⟨

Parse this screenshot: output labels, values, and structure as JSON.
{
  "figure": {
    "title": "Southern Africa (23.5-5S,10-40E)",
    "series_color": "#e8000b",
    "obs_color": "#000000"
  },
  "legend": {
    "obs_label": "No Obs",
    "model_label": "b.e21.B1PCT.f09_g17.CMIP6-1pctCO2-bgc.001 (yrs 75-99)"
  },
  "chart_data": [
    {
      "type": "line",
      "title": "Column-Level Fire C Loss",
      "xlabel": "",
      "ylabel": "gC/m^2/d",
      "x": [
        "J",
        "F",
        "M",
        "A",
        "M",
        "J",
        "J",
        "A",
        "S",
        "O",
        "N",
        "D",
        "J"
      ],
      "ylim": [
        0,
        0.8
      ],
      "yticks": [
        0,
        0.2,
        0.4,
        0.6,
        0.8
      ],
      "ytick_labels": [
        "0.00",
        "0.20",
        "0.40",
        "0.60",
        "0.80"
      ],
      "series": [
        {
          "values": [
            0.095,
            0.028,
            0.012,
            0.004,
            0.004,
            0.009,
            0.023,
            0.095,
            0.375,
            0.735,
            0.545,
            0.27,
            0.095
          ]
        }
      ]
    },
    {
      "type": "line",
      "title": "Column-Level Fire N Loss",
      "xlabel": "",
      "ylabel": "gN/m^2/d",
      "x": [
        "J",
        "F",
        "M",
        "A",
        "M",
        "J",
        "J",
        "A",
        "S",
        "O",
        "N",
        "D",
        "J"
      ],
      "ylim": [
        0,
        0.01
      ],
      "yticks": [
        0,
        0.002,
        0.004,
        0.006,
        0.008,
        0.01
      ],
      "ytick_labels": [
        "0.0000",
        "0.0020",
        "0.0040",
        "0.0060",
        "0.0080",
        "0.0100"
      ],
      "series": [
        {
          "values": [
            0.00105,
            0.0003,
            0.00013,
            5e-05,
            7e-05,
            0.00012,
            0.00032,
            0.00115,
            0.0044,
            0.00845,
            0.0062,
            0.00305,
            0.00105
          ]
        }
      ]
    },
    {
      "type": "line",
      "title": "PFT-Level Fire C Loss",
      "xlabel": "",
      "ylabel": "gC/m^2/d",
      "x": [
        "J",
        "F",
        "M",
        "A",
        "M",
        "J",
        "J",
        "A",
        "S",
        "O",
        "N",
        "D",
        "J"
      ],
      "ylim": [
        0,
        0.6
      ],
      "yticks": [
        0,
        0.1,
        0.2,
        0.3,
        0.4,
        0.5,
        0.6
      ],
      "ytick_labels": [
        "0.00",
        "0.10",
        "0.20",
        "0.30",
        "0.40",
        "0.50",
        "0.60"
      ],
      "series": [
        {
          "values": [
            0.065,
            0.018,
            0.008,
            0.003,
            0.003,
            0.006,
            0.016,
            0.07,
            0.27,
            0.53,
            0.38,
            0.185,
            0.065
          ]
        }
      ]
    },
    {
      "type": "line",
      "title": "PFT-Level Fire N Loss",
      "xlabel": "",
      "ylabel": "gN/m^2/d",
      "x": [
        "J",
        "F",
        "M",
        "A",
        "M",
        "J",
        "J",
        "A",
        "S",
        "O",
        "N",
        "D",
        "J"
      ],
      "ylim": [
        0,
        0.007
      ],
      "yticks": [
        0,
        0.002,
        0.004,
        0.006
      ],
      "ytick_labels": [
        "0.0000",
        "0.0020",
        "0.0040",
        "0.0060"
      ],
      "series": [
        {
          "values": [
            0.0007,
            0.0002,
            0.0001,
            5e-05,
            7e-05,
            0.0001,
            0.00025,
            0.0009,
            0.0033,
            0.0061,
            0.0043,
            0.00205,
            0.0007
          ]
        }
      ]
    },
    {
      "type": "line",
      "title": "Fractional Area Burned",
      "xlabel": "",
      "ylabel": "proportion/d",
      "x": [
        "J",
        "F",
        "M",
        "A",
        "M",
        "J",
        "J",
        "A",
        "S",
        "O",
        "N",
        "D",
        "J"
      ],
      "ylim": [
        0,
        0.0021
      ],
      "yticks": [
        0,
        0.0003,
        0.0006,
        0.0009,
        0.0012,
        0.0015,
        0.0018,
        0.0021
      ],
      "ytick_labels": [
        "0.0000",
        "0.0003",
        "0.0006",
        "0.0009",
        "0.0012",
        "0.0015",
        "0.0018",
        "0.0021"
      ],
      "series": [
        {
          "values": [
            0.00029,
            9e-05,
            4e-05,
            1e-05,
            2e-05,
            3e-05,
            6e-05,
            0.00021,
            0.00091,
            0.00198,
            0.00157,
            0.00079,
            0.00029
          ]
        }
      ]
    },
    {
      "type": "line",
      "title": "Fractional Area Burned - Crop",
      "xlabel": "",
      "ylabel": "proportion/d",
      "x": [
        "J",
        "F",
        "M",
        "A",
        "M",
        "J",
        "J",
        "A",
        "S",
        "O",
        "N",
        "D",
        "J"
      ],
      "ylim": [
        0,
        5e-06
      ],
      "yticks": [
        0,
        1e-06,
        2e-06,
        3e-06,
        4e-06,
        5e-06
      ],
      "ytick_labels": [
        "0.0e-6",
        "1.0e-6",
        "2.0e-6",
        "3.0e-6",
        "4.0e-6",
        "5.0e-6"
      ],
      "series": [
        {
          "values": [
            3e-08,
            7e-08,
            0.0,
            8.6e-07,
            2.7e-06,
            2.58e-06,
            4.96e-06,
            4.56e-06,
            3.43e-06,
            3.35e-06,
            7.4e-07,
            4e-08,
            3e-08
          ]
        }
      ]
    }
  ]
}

⟩

=== WRITTEN TASK ===
Copy all of the data. Keep every word exactly as it is.

=== RESPONSE FOR THIS EXERCISE ===
Parse this screenshot: output labels, values, and structure as JSON.
{
  "figure": {
    "title": "Southern Africa (23.5-5S,10-40E)",
    "series_color": "#e8000b",
    "obs_color": "#000000"
  },
  "legend": {
    "obs_label": "No Obs",
    "model_label": "b.e21.B1PCT.f09_g17.CMIP6-1pctCO2-bgc.001 (yrs 75-99)"
  },
  "chart_data": [
    {
      "type": "line",
      "title": "Column-Level Fire C Loss",
      "xlabel": "",
      "ylabel": "gC/m^2/d",
      "x": [
        "J",
        "F",
        "M",
        "A",
        "M",
        "J",
        "J",
        "A",
        "S",
        "O",
        "N",
        "D",
        "J"
      ],
      "ylim": [
        0,
        0.8
      ],
      "yticks": [
        0,
        0.2,
        0.4,
        0.6,
        0.8
      ],
      "ytick_labels": [
        "0.00",
        "0.20",
        "0.40",
        "0.60",
        "0.80"
      ],
      "series": [
        {
          "values": [
            0.095,
            0.028,
            0.012,
            0.004,
            0.004,
            0.009,
            0.023,
            0.095,
            0.375,
            0.735,
            0.545,
            0.27,
            0.095
          ]
        }
      ]
    },
    {
      "type": "line",
      "title": "Column-Level Fire N Loss",
      "xlabel": "",
      "ylabel": "gN/m^2/d",
      "x": [
        "J",
        "F",
        "M",
        "A",
        "M",
        "J",
        "J",
        "A",
        "S",
        "O",
        "N",
        "D",
        "J"
      ],
      "ylim": [
        0,
        0.01
      ],
      "yticks": [
        0,
        0.002,
        0.004,
        0.006,
        0.008,
        0.01
      ],
      "ytick_labels": [
        "0.0000",
        "0.0020",
        "0.0040",
        "0.0060",
        "0.0080",
        "0.0100"
      ],
      "series": [
        {
          "values": [
            0.00105,
            0.0003,
            0.00013,
            5e-05,
            7e-05,
            0.00012,
            0.00032,
            0.00115,
            0.0044,
            0.00845,
            0.0062,
            0.00305,
            0.00105
          ]
        }
      ]
    },
    {
      "type": "line",
      "title": "PFT-Level Fire C Loss",
      "xlabel": "",
      "ylabel": "gC/m^2/d",
      "x": [
        "J",
        "F",
        "M",
        "A",
        "M",
        "J",
        "J",
        "A",
        "S",
        "O",
        "N",
        "D",
        "J"
      ],
      "ylim": [
        0,
        0.6
      ],
      "yticks": [
        0,
        0.1,
        0.2,
        0.3,
        0.4,
        0.5,
        0.6
      ],
      "ytick_labels": [
        "0.00",
        "0.10",
        "0.20",
        "0.30",
        "0.40",
        "0.50",
        "0.60"
      ],
      "series": [
        {
          "values": [
            0.065,
            0.018,
            0.008,
            0.003,
            0.003,
            0.006,
            0.016,
            0.07,
            0.27,
            0.53,
            0.38,
            0.185,
            0.065
          ]
        }
      ]
    },
    {
      "type": "line",
      "title": "PFT-Level Fire N Loss",
      "xlabel": "",
      "ylabel": "gN/m^2/d",
      "x": [
        "J",
        "F",
        "M",
        "A",
        "M",
        "J",
        "J",
        "A",
        "S",
        "O",
        "N",
        "D",
        "J"
      ],
      "ylim": [
        0,
        0.007
      ],
      "yticks": [
        0,
        0.002,
        0.004,
        0.006
      ],
      "ytick_labels": [
        "0.0000",
        "0.0020",
        "0.0040",
        "0.0060"
      ],
      "series": [
        {
          "values": [
            0.0007,
            0.0002,
            0.0001,
            5e-05,
            7e-05,
            0.0001,
            0.00025,
            0.0009,
            0.0033,
            0.0061,
            0.0043,
            0.00205,
            0.0007
          ]
        }
      ]
    },
    {
      "type": "line",
      "title": "Fractional Area Burned",
      "xlabel": "",
      "ylabel": "proportion/d",
      "x": [
        "J",
        "F",
        "M",
        "A",
        "M",
        "J",
        "J",
        "A",
        "S",
        "O",
        "N",
        "D",
        "J"
      ],
      "ylim": [
        0,
        0.0021
      ],
      "yticks": [
        0,
        0.0003,
        0.0006,
        0.0009,
        0.0012,
        0.0015,
        0.0018,
        0.0021
      ],
      "ytick_labels": [
        "0.0000",
        "0.0003",
        "0.0006",
        "0.0009",
        "0.0012",
        "0.0015",
        "0.0018",
        "0.0021"
      ],
      "series": [
        {
          "values": [
            0.00029,
            9e-05,
            4e-05,
            1e-05,
            2e-05,
            3e-05,
            6e-05,
            0.00021,
            0.00091,
            0.00198,
            0.00157,
            0.00079,
            0.00029
          ]
        }
      ]
    },
    {
      "type": "line",
      "title": "Fractional Area Burned - Crop",
      "xlabel": "",
      "ylabel": "proportion/d",
      "x": [
        "J",
        "F",
        "M",
        "A",
        "M",
        "J",
        "J",
        "A",
        "S",
        "O",
        "N",
        "D",
        "J"
      ],
      "ylim": [
        0,
        5e-06
      ],
      "yticks": [
        0,
        1e-06,
        2e-06,
        3e-06,
        4e-06,
        5e-06
      ],
      "ytick_labels": [
        "0.0e-6",
        "1.0e-6",
        "2.0e-6",
        "3.0e-6",
        "4.0e-6",
        "5.0e-6"
      ],
      "series": [
        {
          "values": [
            3e-08,
            7e-08,
            0.0,
            8.6e-07,
            2.7e-06,
            2.58e-06,
            4.96e-06,
            4.56e-06,
            3.43e-06,
            3.35e-06,
            7.4e-07,
            4e-08,
            3e-08
          ]
        }
      ]
    }
  ]
}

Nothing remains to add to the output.